---------- Selected excerpt

Abdurrahman Sonmezler ( Department of Neurology, Harran University, Sanliurfa, Turkey. )
Tahir Kurtulus Yoldas ( Department of Neurology, Harran University, Sanliurfa, Turkey. )
Objective: To determine the distribution rate of Electroneuromyography diagnosis and correspondence between the preliminary diagnosis and final outcome.
Methods: The retrospective study was conducted at the Department of Neurology, Harran University, Sanliurfa, Turkey, and comprised record of patients diagnosed with Electroneuromyography during a 24-month period from April 2011 to April 2013. SPSS 11.5 was used for data analysis.
Results: Of the 4,230 cases reviewed, 1,946 (46%) showed normal Electroneuromyography findings despite pathological Electroneuromyography findings in 2,284(54%) cases. The most common diagnosis was carpal tunnel syndrome in 721(17%) patients, followed by polyneuropathy 312(7.4%), peripheral nerve injury 238(5.6%), brachial plexus lesion 180(4.3%), myopathy 114(2.7%), lumbar radiculopathy 108(2.6%), poliomyelitis 62(1.5%) and injection neuropathy 62(1.5%).
Conclusion: Off-label use of Electroneuromyography may be reduced by using electroneurophysiological laboratory rotation as well as adequate and comprehensive clinical evaluation of patients.
Keywords: Electroneuromyography, diagnosis. (JPMA 65: 245; 2015).
Electroneuromyography (ENMG) is an essential method for evaluation of the anterior horn cells, peripheral nervous system, neuromuscular junctions and the neurophysiological state of muscles. It is an indispensable tool for diagnosis and prognosis, for determining the course of treatment, and for following up on the effectiveness of current treatments.1,2 Despite advances in medical techniques, ENMG has retained its value.3
Medical history and physical examination findings are necessary for the ENMG team to perform electrodiagnostic tests that are comprehensive and appropriate for each case.4
The current study was planned to determine the distribution rate of ENMG diagnoses and correspondence between the preliminary diagnosis and final outcome.
Patients and Methods
The retrospective study was conducted at the Department of Neurology, Harran University, Sanliurfa, Turkey, and comprised record of patients diagnosed with ENMG during a 24-month period from April 2011 to April 2013.
Routine clinical examinations had been performed in all patients. The appropriate ENMG protocols were conducted in the light of preliminary diagnosis and physical examination. The diagnoses determined using ENMG results were categorised. However, since the medical history and examination findings of the patients had not been recorded, only the requested preliminary diagnosis records were considered.

--------------------

Activity 1 = Reproduce everything from "Objective: To determine" down to "injection neuropathy 62(1.5%)." in the electroneuromyography study, substituting "ENMG" for every occurrence of "Electroneuromyography".
Activity 2 = Carry the electroneuromyography study forward from where the text stops.

---------- Input data

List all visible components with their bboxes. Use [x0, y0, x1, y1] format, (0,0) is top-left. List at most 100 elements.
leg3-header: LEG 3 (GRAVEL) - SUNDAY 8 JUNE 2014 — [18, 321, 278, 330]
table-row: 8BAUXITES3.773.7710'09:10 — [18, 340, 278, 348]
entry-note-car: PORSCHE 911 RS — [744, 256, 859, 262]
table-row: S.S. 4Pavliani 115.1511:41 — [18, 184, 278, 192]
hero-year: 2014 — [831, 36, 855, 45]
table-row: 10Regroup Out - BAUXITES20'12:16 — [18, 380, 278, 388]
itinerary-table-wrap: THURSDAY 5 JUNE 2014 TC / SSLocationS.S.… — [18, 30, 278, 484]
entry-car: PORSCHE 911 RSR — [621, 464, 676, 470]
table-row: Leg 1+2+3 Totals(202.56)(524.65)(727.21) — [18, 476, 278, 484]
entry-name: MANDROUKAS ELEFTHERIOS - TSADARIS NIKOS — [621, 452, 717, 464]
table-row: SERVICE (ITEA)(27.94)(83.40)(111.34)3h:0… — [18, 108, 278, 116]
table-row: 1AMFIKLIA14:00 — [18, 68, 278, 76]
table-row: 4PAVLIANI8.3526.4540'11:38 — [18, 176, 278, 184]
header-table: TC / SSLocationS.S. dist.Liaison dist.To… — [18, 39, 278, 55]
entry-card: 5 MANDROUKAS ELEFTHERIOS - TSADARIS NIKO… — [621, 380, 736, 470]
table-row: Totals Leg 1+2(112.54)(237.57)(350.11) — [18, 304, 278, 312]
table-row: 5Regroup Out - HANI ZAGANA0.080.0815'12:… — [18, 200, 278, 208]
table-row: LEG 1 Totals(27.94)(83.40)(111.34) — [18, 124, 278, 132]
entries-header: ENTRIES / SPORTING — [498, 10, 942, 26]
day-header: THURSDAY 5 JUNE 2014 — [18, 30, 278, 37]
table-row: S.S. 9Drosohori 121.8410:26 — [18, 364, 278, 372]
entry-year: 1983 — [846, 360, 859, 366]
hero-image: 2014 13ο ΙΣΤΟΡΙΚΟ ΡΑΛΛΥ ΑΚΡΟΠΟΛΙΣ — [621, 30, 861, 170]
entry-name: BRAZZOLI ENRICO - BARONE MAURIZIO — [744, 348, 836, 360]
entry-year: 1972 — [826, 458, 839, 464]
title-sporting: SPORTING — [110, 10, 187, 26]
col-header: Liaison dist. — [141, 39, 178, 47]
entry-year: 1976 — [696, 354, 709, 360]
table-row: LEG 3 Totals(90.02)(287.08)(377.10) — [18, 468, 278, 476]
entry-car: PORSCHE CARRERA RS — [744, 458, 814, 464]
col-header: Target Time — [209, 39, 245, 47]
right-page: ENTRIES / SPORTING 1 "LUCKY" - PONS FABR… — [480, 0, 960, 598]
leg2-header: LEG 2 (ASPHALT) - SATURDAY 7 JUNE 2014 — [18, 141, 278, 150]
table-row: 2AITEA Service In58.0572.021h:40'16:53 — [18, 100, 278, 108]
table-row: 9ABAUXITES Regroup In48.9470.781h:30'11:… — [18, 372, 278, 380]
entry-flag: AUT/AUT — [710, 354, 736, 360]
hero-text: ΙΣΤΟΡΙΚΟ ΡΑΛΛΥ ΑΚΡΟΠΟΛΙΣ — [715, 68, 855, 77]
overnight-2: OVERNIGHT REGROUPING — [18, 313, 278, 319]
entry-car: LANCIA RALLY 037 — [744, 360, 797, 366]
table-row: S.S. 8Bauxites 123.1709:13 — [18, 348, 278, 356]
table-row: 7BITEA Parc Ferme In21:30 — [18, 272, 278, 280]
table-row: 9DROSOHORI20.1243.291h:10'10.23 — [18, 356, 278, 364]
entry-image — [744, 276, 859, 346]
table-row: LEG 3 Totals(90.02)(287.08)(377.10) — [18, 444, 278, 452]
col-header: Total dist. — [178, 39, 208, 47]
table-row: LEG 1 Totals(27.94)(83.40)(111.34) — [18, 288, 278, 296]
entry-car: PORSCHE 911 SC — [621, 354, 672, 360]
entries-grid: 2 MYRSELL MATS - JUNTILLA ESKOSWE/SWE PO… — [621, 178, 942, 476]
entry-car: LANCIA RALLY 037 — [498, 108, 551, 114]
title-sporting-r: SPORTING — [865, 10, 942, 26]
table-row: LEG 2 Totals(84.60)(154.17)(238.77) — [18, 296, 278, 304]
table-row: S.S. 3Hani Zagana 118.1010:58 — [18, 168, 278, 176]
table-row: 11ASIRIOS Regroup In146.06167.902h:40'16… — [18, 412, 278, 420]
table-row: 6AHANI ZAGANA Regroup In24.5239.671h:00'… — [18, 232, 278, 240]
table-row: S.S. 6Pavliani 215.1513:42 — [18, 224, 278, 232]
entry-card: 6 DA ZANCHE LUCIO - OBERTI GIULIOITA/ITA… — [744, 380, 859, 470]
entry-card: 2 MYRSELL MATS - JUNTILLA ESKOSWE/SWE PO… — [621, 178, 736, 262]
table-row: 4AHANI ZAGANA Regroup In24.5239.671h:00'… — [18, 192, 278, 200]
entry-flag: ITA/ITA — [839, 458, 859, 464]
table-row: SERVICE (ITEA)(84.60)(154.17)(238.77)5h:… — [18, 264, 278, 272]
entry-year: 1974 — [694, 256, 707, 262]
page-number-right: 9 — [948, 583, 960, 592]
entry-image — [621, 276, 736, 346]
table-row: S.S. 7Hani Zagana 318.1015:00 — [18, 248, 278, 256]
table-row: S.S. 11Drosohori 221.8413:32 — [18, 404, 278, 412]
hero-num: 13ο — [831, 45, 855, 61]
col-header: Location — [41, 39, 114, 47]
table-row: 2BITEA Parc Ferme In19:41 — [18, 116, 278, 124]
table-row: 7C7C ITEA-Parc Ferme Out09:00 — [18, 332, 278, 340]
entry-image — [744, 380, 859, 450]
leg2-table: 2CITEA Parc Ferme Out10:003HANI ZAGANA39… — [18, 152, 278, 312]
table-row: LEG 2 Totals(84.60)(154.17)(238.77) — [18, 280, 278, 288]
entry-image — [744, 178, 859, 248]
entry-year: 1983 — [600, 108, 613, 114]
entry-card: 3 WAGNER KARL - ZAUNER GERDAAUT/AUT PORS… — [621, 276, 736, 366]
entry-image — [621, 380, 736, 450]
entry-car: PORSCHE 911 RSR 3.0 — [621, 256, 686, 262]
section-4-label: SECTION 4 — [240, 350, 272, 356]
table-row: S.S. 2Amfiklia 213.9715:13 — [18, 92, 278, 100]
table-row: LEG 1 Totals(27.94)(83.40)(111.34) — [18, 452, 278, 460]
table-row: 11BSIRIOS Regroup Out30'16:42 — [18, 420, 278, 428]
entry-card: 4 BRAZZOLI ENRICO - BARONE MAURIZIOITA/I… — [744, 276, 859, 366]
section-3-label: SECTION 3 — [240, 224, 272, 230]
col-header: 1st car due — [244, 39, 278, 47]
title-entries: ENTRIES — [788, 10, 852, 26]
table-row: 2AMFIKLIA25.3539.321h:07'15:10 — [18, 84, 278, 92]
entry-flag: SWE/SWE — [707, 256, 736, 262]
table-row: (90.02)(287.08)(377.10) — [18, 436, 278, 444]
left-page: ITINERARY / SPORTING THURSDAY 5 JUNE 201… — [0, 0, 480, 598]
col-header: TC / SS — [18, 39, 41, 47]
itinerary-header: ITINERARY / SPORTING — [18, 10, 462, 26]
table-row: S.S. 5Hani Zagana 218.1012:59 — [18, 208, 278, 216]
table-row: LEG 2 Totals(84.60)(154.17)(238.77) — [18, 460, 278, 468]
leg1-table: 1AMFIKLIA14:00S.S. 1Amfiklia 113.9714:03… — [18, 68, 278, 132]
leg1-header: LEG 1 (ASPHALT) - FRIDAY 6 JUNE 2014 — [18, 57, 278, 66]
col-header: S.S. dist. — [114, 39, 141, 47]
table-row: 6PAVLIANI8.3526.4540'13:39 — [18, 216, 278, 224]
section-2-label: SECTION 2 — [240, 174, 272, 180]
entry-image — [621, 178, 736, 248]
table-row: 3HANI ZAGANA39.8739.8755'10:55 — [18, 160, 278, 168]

--------------------

Response area 1 =
Objective: To determine the distribution rate of ENMG diagnosis and correspondence between the preliminary diagnosis and final outcome.
Methods: The retrospective study was conducted at the Department of Neurology, Harran University, Sanliurfa, Turkey, and comprised record of patients diagnosed with ENMG during a 24-month period from April 2011 to April 2013. SPSS 11.5 was used for data analysis.
Results: Of the 4,230 cases reviewed, 1,946 (46%) showed normal ENMG findings despite pathological ENMG findings in 2,284(54%) cases. The most common diagnosis was carpal tunnel syndrome in 721(17%) patients, followed by polyneuropathy 312(7.4%), peripheral nerve injury 238(5.6%), brachial plexus lesion 180(4.3%), myopathy 114(2.7%), lumbar radiculopathy 108(2.6%), poliomyelitis 62(1.5%) and injection neuropathy 62(1.5%).

Response area 2 =
All procedures had been performed using a Nihon Kohden 9200K 4-channel ENMG device. According to the protocols prepared following the preliminary diagnosis and clinical examination of the patients, one or several of the following examinations were performed: nerve transmission studies, needle electromyography (EMG), visual evoked potentials (VEP), sensory evoked potentials (SEP), brainstem auditory evoked potential (BAEP), electroretinograms (ERG, repetitive nerve stimulation, single-fibre EMG studies, sphincter EMG, and sympathetic skin response.
Peripheral nerve trauma that developed in relation to stabbing injuries, firearm injuries, or various accidents (traffic accidents, falling from a height, etc.) were collectively managed under the peripheral nerve damage category. Optic nerve damage that occurred following various accidents or associated with systemic diseases was placed under the other optic nerve damage category. The other results obtained after ENMG and the diagnoses were categorised separately.
Data was analysed using SPSS 11.5
There were records of 4,230 patients in the study. The overall mean age was 35.34±19.34 years. There were 1,810(42.8%) male patients with a mean age of 33.42±20.46 years, and 2,420(57.2%) females with a mean age of 36.77±18.34 years. Normal ENMG findings were seen in 1,946(46%) cases, while pathological ENMG findings were observed in 2,284(54%).
Nerve transmission studies alone were performed in 2,078(49.1%) patients, while nerve transmission was combined with needle EMG in 1,798(42.5%). One or more evoked potentials were performed in 256(6.1%) cases. Repetitive nerve stimulation was performed in 53(1.3%) patients, single-fibre EMG in 35(0.8%), sphincter EMG in 5(0.1%) and the sympathetic skin response method in 2(0.01%) (Table-1).
The most common diagnosis was carpal tunnel syndrome (CTS) in 721(17%) patients, followed by polyneuropathy 312(7.4%), peripheral nerve injury 238(5.6%), brachial plexus lesion 180(4.3%), myopathy 114(2.7%), lumbar radiculopathy 108(2.6%), poliomyelitis 62(1.5%), injection neuropathy 62(1.5%) facial paralyses 57(1.3%), multiple sclerosis 53(1.3%), and Guillain-Barré syndrome 50(1.2%) (Table-2).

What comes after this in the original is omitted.